*Instruction*: Please output the lines shown below exactly as they appear.

*Data to process*:
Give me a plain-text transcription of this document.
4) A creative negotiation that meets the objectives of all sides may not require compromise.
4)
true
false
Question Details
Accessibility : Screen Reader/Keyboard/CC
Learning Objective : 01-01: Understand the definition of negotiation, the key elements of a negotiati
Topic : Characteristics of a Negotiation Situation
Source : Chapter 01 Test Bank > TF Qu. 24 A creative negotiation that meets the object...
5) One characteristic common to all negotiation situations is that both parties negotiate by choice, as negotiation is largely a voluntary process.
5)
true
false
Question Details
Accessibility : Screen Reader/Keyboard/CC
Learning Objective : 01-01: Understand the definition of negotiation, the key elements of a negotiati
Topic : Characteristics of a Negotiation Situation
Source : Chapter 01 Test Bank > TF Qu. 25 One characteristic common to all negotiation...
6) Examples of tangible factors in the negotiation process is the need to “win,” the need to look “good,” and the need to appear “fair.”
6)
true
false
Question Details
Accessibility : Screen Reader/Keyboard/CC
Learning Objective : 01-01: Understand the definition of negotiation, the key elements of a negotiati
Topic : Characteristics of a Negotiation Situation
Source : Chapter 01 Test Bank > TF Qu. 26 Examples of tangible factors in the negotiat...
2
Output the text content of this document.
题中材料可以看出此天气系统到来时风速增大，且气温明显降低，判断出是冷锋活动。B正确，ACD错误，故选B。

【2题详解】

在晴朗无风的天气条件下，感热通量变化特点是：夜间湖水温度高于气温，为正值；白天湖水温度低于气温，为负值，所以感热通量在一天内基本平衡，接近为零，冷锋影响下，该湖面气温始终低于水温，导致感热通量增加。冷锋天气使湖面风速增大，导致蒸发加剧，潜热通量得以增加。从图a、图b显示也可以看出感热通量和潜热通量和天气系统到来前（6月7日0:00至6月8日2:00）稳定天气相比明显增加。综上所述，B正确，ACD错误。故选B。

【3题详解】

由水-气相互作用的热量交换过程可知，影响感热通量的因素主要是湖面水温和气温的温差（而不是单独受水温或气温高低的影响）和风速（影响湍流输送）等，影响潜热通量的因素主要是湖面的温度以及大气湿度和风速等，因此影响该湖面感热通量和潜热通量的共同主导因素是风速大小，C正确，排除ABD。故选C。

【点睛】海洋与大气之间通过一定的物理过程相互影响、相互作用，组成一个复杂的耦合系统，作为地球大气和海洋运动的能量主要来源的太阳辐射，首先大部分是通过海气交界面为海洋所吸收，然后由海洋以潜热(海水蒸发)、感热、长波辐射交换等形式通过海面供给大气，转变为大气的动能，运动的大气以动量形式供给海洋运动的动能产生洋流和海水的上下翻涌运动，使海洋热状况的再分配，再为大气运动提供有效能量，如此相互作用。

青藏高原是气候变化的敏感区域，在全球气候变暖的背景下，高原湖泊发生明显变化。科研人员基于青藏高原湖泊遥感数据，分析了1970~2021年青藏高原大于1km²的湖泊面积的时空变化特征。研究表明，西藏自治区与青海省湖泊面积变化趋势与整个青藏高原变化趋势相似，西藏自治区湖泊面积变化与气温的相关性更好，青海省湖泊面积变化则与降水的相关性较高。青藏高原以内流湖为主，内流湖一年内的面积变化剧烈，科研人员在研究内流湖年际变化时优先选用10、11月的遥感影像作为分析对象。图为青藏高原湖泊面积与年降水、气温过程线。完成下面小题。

*The completed task*:
Give me a plain-text transcription of this document.
4) A creative negotiation that meets the objectives of all sides may not require compromise.
4)
true
false
Question Details
Accessibility : Screen Reader/Keyboard/CC
Learning Objective : 01-01: Understand the definition of negotiation, the key elements of a negotiati
Topic : Characteristics of a Negotiation Situation
Source : Chapter 01 Test Bank > TF Qu. 24 A creative negotiation that meets the object...
5) One characteristic common to all negotiation situations is that both parties negotiate by choice, as negotiation is largely a voluntary process.
5)
true
false
Question Details
Accessibility : Screen Reader/Keyboard/CC
Learning Objective : 01-01: Understand the definition of negotiation, the key elements of a negotiati
Topic : Characteristics of a Negotiation Situation
Source : Chapter 01 Test Bank > TF Qu. 25 One characteristic common to all negotiation...
6) Examples of tangible factors in the negotiation process is the need to “win,” the need to look “good,” and the need to appear “fair.”
6)
true
false
Question Details
Accessibility : Screen Reader/Keyboard/CC
Learning Objective : 01-01: Understand the definition of negotiation, the key elements of a negotiati
Topic : Characteristics of a Negotiation Situation
Source : Chapter 01 Test Bank > TF Qu. 26 Examples of tangible factors in the negotiat...
2
Output the text content of this document.
题中材料可以看出此天气系统到来时风速增大，且气温明显降低，判断出是冷锋活动。B正确，ACD错误，故选B。

【2题详解】

在晴朗无风的天气条件下，感热通量变化特点是：夜间湖水温度高于气温，为正值；白天湖水温度低于气温，为负值，所以感热通量在一天内基本平衡，接近为零，冷锋影响下，该湖面气温始终低于水温，导致感热通量增加。冷锋天气使湖面风速增大，导致蒸发加剧，潜热通量得以增加。从图a、图b显示也可以看出感热通量和潜热通量和天气系统到来前（6月7日0:00至6月8日2:00）稳定天气相比明显增加。综上所述，B正确，ACD错误。故选B。

【3题详解】

由水-气相互作用的热量交换过程可知，影响感热通量的因素主要是湖面水温和气温的温差（而不是单独受水温或气温高低的影响）和风速（影响湍流输送）等，影响潜热通量的因素主要是湖面的温度以及大气湿度和风速等，因此影响该湖面感热通量和潜热通量的共同主导因素是风速大小，C正确，排除ABD。故选C。

【点睛】海洋与大气之间通过一定的物理过程相互影响、相互作用，组成一个复杂的耦合系统，作为地球大气和海洋运动的能量主要来源的太阳辐射，首先大部分是通过海气交界面为海洋所吸收，然后由海洋以潜热(海水蒸发)、感热、长波辐射交换等形式通过海面供给大气，转变为大气的动能，运动的大气以动量形式供给海洋运动的动能产生洋流和海水的上下翻涌运动，使海洋热状况的再分配，再为大气运动提供有效能量，如此相互作用。

青藏高原是气候变化的敏感区域，在全球气候变暖的背景下，高原湖泊发生明显变化。科研人员基于青藏高原湖泊遥感数据，分析了1970~2021年青藏高原大于1km²的湖泊面积的时空变化特征。研究表明，西藏自治区与青海省湖泊面积变化趋势与整个青藏高原变化趋势相似，西藏自治区湖泊面积变化与气温的相关性更好，青海省湖泊面积变化则与降水的相关性较高。青藏高原以内流湖为主，内流湖一年内的面积变化剧烈，科研人员在研究内流湖年际变化时优先选用10、11月的遥感影像作为分析对象。图为青藏高原湖泊面积与年降水、气温过程线。完成下面小题。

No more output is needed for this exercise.